* **What to work on**
Pick out every line holding the string "votre" and copy it.

• • •

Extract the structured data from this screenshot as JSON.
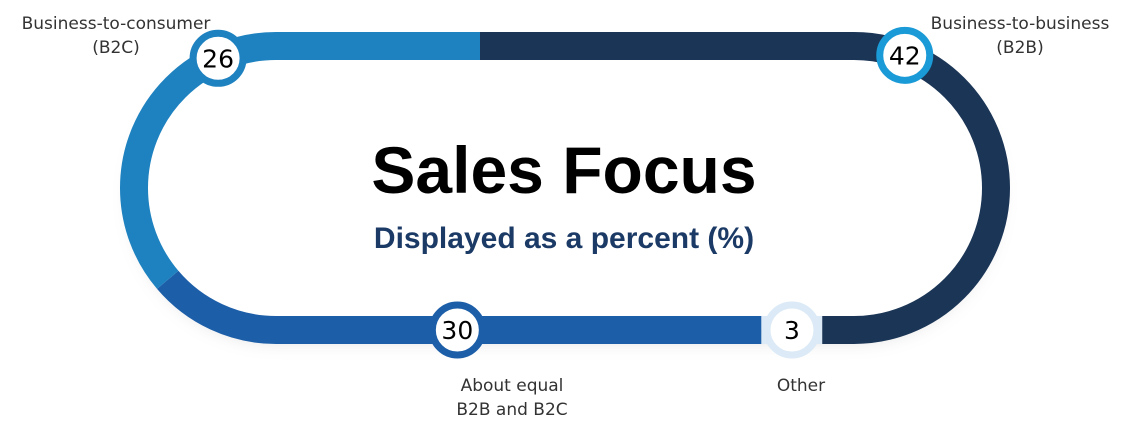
{
  "chart_data": {
    "type": "ring",
    "title": "Sales Focus",
    "subtitle": "Displayed as a percent (%)",
    "categories": [
      "Business-to-business (B2B)",
      "Other",
      "About equal B2B and B2C",
      "Business-to-consumer (B2C)"
    ],
    "values": [
      42,
      3,
      30,
      26
    ],
    "colors": [
      "#1b3556",
      "#dbeaf6",
      "#1c5ea8",
      "#1e82c0"
    ],
    "marker_colors": [
      "#1a9ad6",
      "#dbeaf6",
      "#1c5ea8",
      "#1e82c0"
    ]
  }
}
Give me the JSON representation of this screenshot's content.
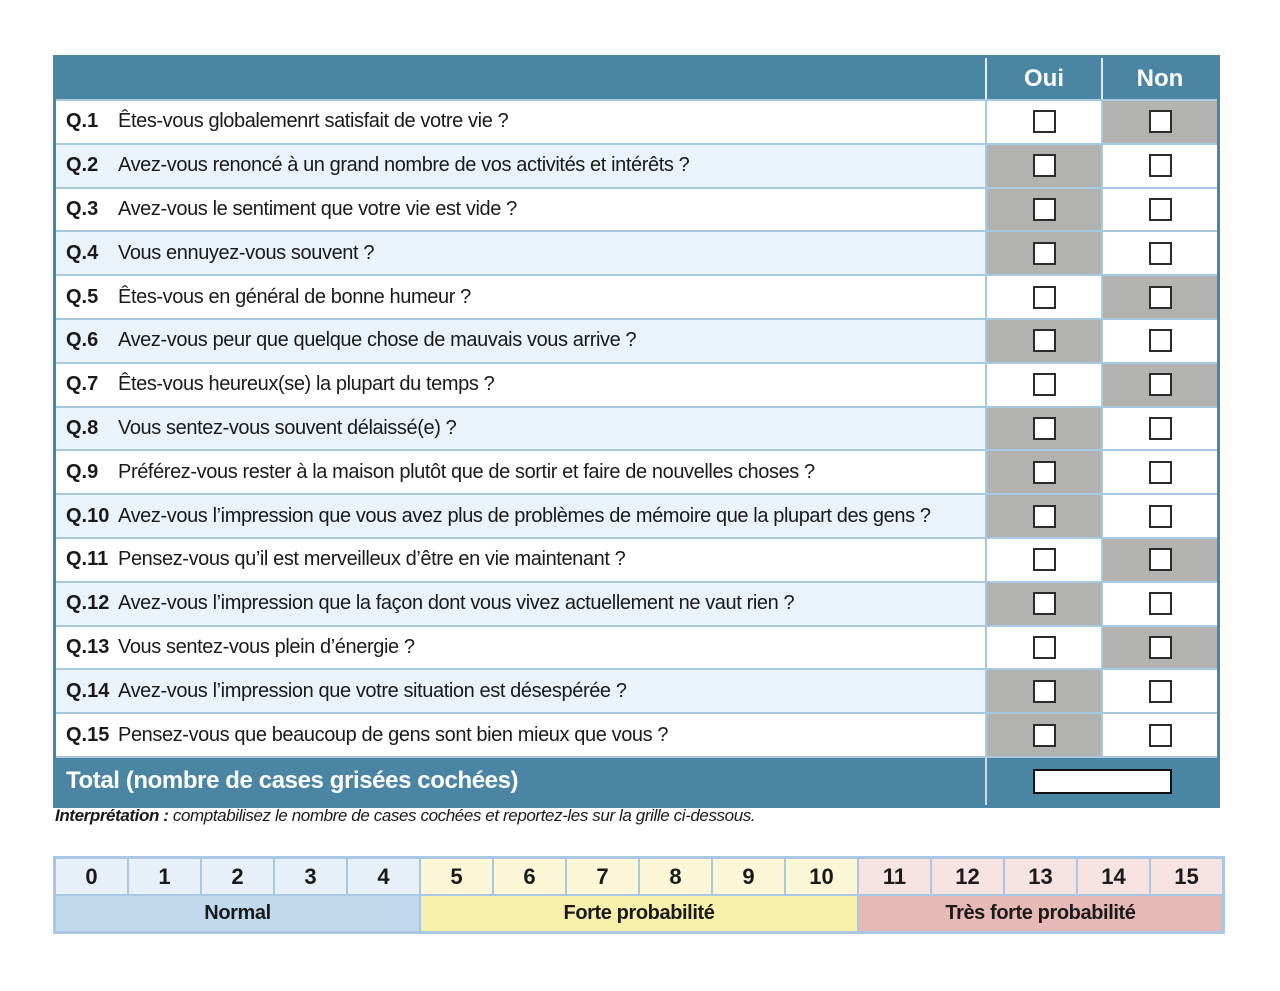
{
  "header": {
    "oui_label": "Oui",
    "non_label": "Non"
  },
  "questions": [
    {
      "num": "Q.1",
      "text": "Êtes-vous globalemenrt satisfait de votre vie ?",
      "shaded": "non"
    },
    {
      "num": "Q.2",
      "text": "Avez-vous renoncé à un grand nombre de vos activités et intérêts ?",
      "shaded": "oui"
    },
    {
      "num": "Q.3",
      "text": "Avez-vous le sentiment que votre vie est vide ?",
      "shaded": "oui"
    },
    {
      "num": "Q.4",
      "text": "Vous ennuyez-vous souvent ?",
      "shaded": "oui"
    },
    {
      "num": "Q.5",
      "text": "Êtes-vous en général de bonne humeur ?",
      "shaded": "non"
    },
    {
      "num": "Q.6",
      "text": "Avez-vous peur que quelque chose de mauvais vous arrive ?",
      "shaded": "oui"
    },
    {
      "num": "Q.7",
      "text": "Êtes-vous heureux(se) la plupart du temps ?",
      "shaded": "non"
    },
    {
      "num": "Q.8",
      "text": "Vous sentez-vous souvent délaissé(e) ?",
      "shaded": "oui"
    },
    {
      "num": "Q.9",
      "text": "Préférez-vous rester à la maison plutôt que de sortir et faire de nouvelles choses ?",
      "shaded": "oui"
    },
    {
      "num": "Q.10",
      "text": "Avez-vous l’impression que vous avez plus de problèmes de mémoire que la plupart des gens ?",
      "shaded": "oui"
    },
    {
      "num": "Q.11",
      "text": "Pensez-vous qu’il est merveilleux d’être en vie maintenant ?",
      "shaded": "non"
    },
    {
      "num": "Q.12",
      "text": "Avez-vous l’impression que la façon dont vous vivez actuellement ne vaut rien ?",
      "shaded": "oui"
    },
    {
      "num": "Q.13",
      "text": "Vous sentez-vous plein d’énergie ?",
      "shaded": "non"
    },
    {
      "num": "Q.14",
      "text": "Avez-vous l’impression que votre situation est désespérée ?",
      "shaded": "oui"
    },
    {
      "num": "Q.15",
      "text": "Pensez-vous que beaucoup de gens sont bien mieux que vous ?",
      "shaded": "oui"
    }
  ],
  "total": {
    "label": "Total (nombre de cases grisées cochées)",
    "value": ""
  },
  "interpretation": {
    "label": "Interprétation :",
    "text": " comptabilisez le nombre de cases cochées et reportez-les sur la grille ci-dessous."
  },
  "scale": {
    "numbers": [
      "0",
      "1",
      "2",
      "3",
      "4",
      "5",
      "6",
      "7",
      "8",
      "9",
      "10",
      "11",
      "12",
      "13",
      "14",
      "15"
    ],
    "bands": [
      {
        "label": "Normal",
        "span": 5,
        "cell_color": "#e7f0f8",
        "band_color": "#c0d9ec"
      },
      {
        "label": "Forte probabilité",
        "span": 6,
        "cell_color": "#fbf7d6",
        "band_color": "#f6f0aa"
      },
      {
        "label": "Très forte probabilité",
        "span": 5,
        "cell_color": "#f6e2e1",
        "band_color": "#e7b9b6"
      }
    ]
  },
  "colors": {
    "teal": "#4a86a4",
    "shaded_cell": "#b2b2b1",
    "stripe_row": "#eaf2fa",
    "row_border": "#a9cade",
    "scale_border": "#a9c7e2"
  }
}
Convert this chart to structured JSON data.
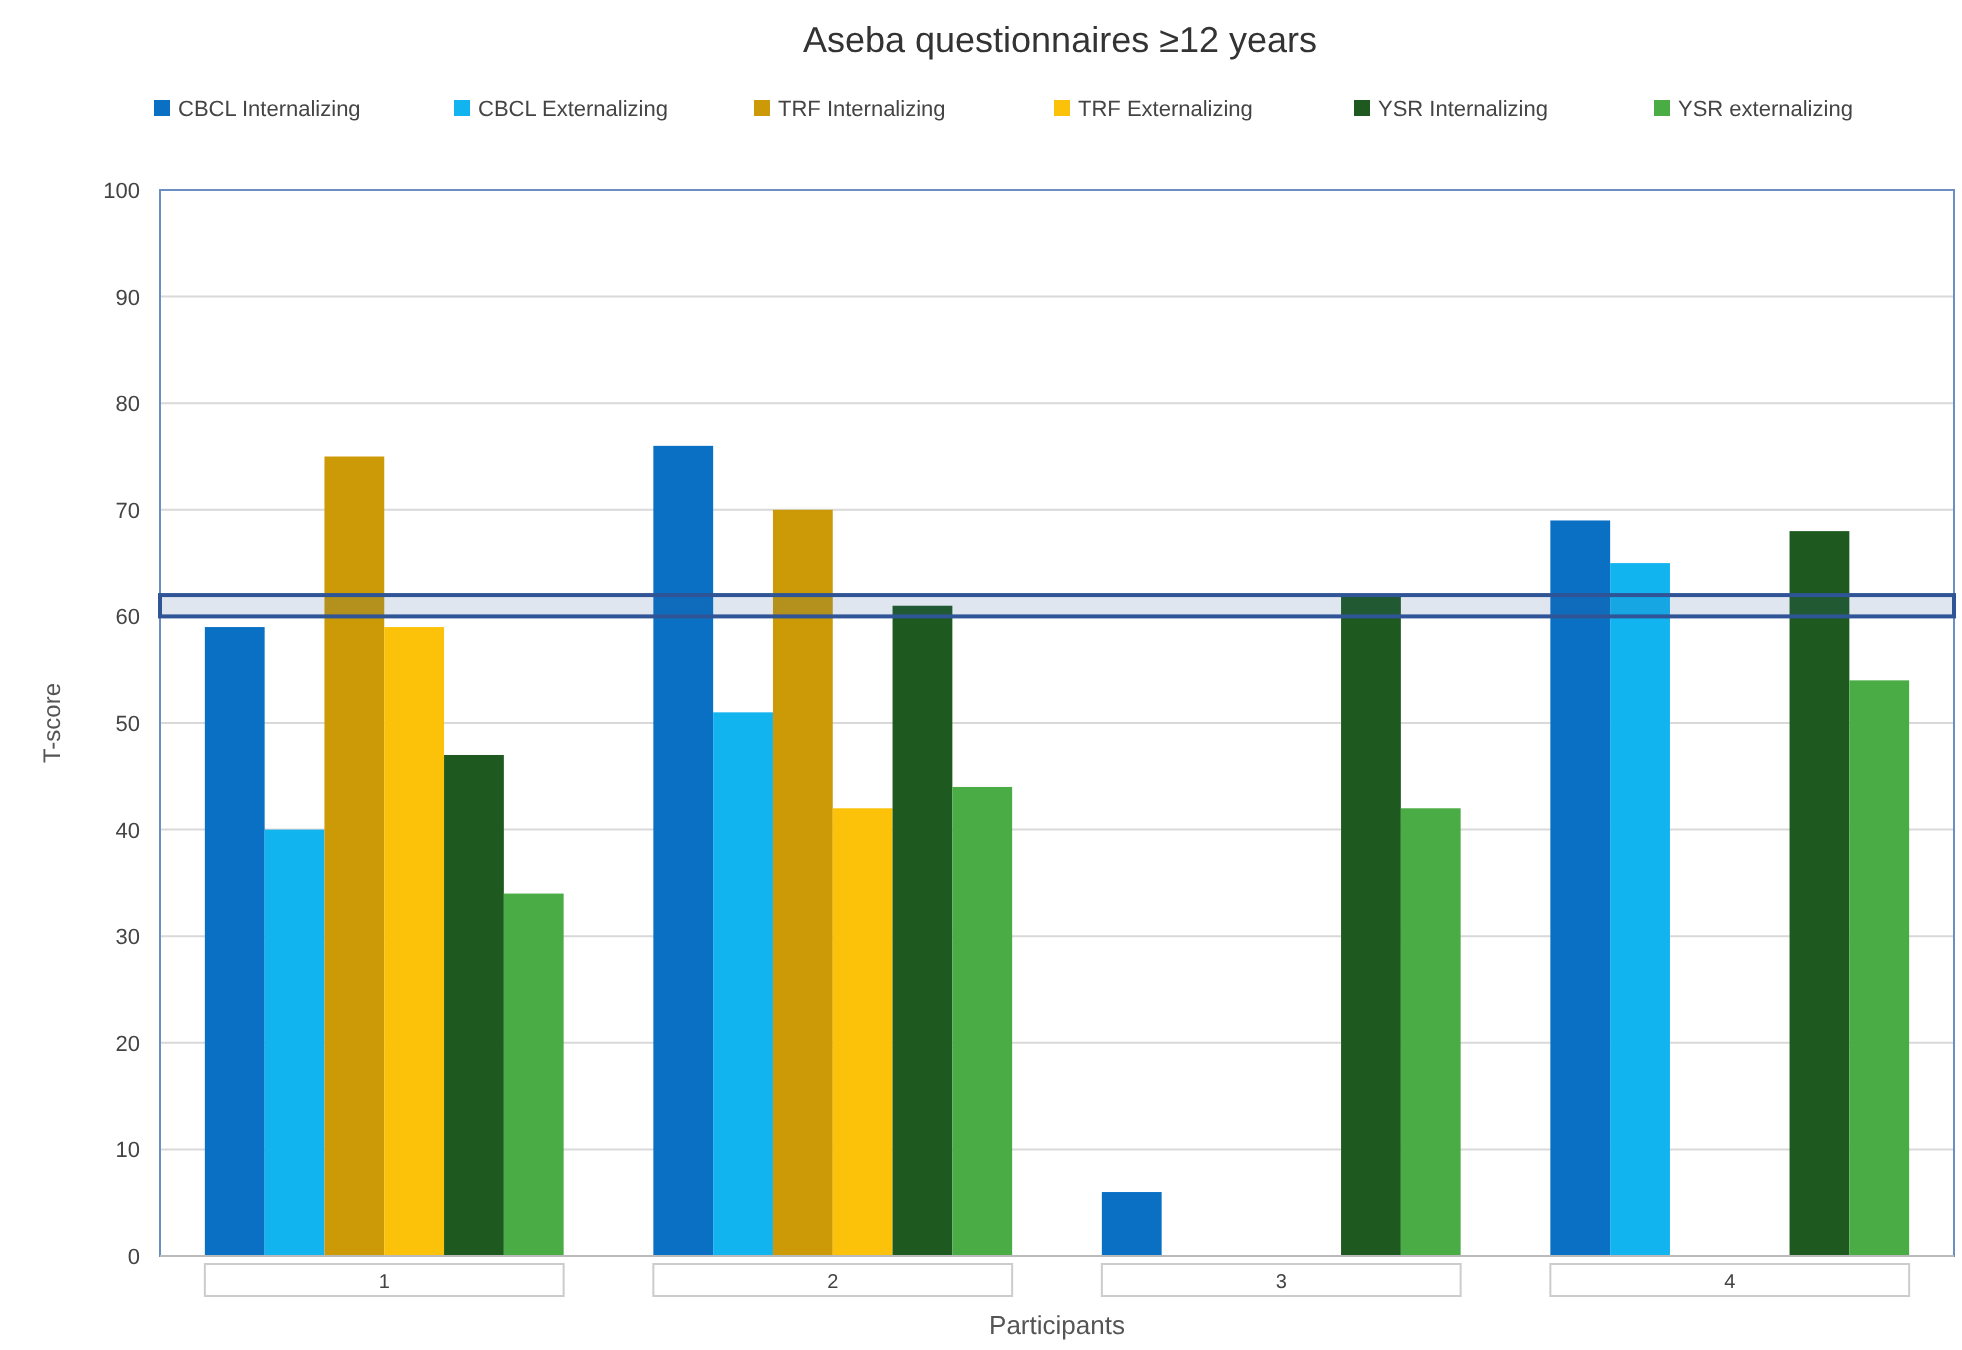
{
  "chart_data": {
    "type": "bar",
    "title": "Aseba questionnaires ≥12 years",
    "xlabel": "Participants",
    "ylabel": "T-score",
    "categories": [
      "1",
      "2",
      "3",
      "4"
    ],
    "series": [
      {
        "name": "CBCL Internalizing",
        "color": "#0a70c4",
        "values": [
          59,
          76,
          6,
          69
        ]
      },
      {
        "name": "CBCL Externalizing",
        "color": "#12b4f0",
        "values": [
          40,
          51,
          null,
          65
        ]
      },
      {
        "name": "TRF Internalizing",
        "color": "#cc9a06",
        "values": [
          75,
          70,
          null,
          null
        ]
      },
      {
        "name": "TRF Externalizing",
        "color": "#fcc20a",
        "values": [
          59,
          42,
          null,
          null
        ]
      },
      {
        "name": "YSR Internalizing",
        "color": "#1e5a20",
        "values": [
          47,
          61,
          62,
          68
        ]
      },
      {
        "name": "YSR externalizing",
        "color": "#4aac44",
        "values": [
          34,
          44,
          42,
          54
        ]
      }
    ],
    "ylim": [
      0,
      100
    ],
    "yticks": [
      0,
      10,
      20,
      30,
      40,
      50,
      60,
      70,
      80,
      90,
      100
    ],
    "grid": "y",
    "legend": "top",
    "bands": [
      {
        "axis": "y",
        "from": 60,
        "to": 62,
        "color": "#2f5597"
      }
    ]
  }
}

• • •

* **Reply**
      "text": "Êtes-vous globalemenrt satisfait de votre vie ?",
      "text": "Avez-vous le sentiment que votre vie est vide ?",
      "text": "Avez-vous l’impression que votre situation est désespérée ?",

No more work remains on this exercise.